Leave out every picture, then transcribe the rest of the listing exactly.

** start INPUT DATA **

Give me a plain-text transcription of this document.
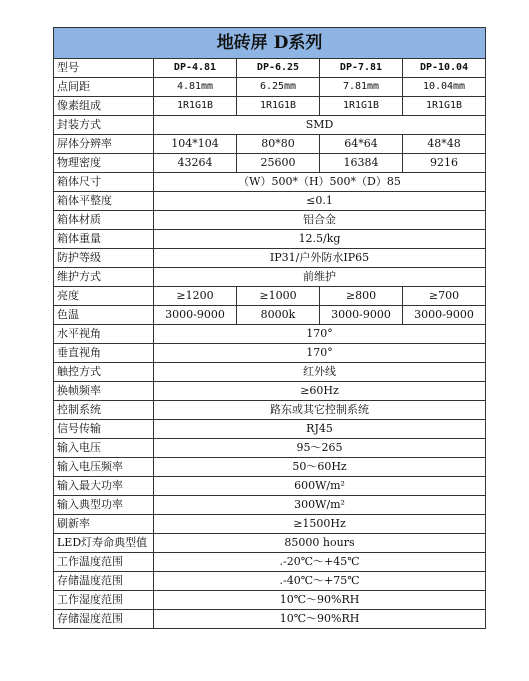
地砖屏 D系列				
型号	DP-4.81	DP-6.25	DP-7.81	DP-10.04
点间距	4.81mm	6.25mm	7.81mm	10.04mm
像素组成	1R1G1B	1R1G1B	1R1G1B	1R1G1B
封装方式	SMD			
屏体分辨率	104*104	80*80	64*64	48*48
物理密度	43264	25600	16384	9216
箱体尺寸	（W）500*（H）500*（D）85			
箱体平整度	≤0.1			
箱体材质	铝合金			
箱体重量	12.5/kg			
防护等级	IP31/户外防水IP65			
维护方式	前维护			
亮度	≥1200	≥1000	≥800	≥700
色温	3000-9000	8000k	3000-9000	3000-9000
水平视角	170°			
垂直视角	170°			
触控方式	红外线			
换帧频率	≥60Hz			
控制系统	路东或其它控制系统			
信号传输	RJ45			
输入电压	95～265			
输入电压频率	50～60Hz			
输入最大功率	600W/m²			
输入典型功率	300W/m²			
刷新率	≥1500Hz			
LED灯寿命典型值	85000 hours			
工作温度范围	.-20℃～+45℃			
存储温度范围	.-40℃～+75℃			
工作湿度范围	10℃～90%RH			
存储湿度范围	10℃～90%RH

** end INPUT DATA **

__CORRECT RESULT__:
Give me a plain-text transcription of this document.
地砖屏 D系列				
型号	DP-4.81	DP-6.25	DP-7.81	DP-10.04
点间距	4.81mm	6.25mm	7.81mm	10.04mm
像素组成	1R1G1B	1R1G1B	1R1G1B	1R1G1B
封装方式	SMD			
屏体分辨率	104*104	80*80	64*64	48*48
物理密度	43264	25600	16384	9216
箱体尺寸	（W）500*（H）500*（D）85			
箱体平整度	≤0.1			
箱体材质	铝合金			
箱体重量	12.5/kg			
防护等级	IP31/户外防水IP65			
维护方式	前维护			
亮度	≥1200	≥1000	≥800	≥700
色温	3000-9000	8000k	3000-9000	3000-9000
水平视角	170°			
垂直视角	170°			
触控方式	红外线			
换帧频率	≥60Hz			
控制系统	路东或其它控制系统			
信号传输	RJ45			
输入电压	95～265			
输入电压频率	50～60Hz			
输入最大功率	600W/m²			
输入典型功率	300W/m²			
刷新率	≥1500Hz			
LED灯寿命典型值	85000 hours			
工作温度范围	.-20℃～+45℃			
存储温度范围	.-40℃～+75℃			
工作湿度范围	10℃～90%RH			
存储湿度范围	10℃～90%RH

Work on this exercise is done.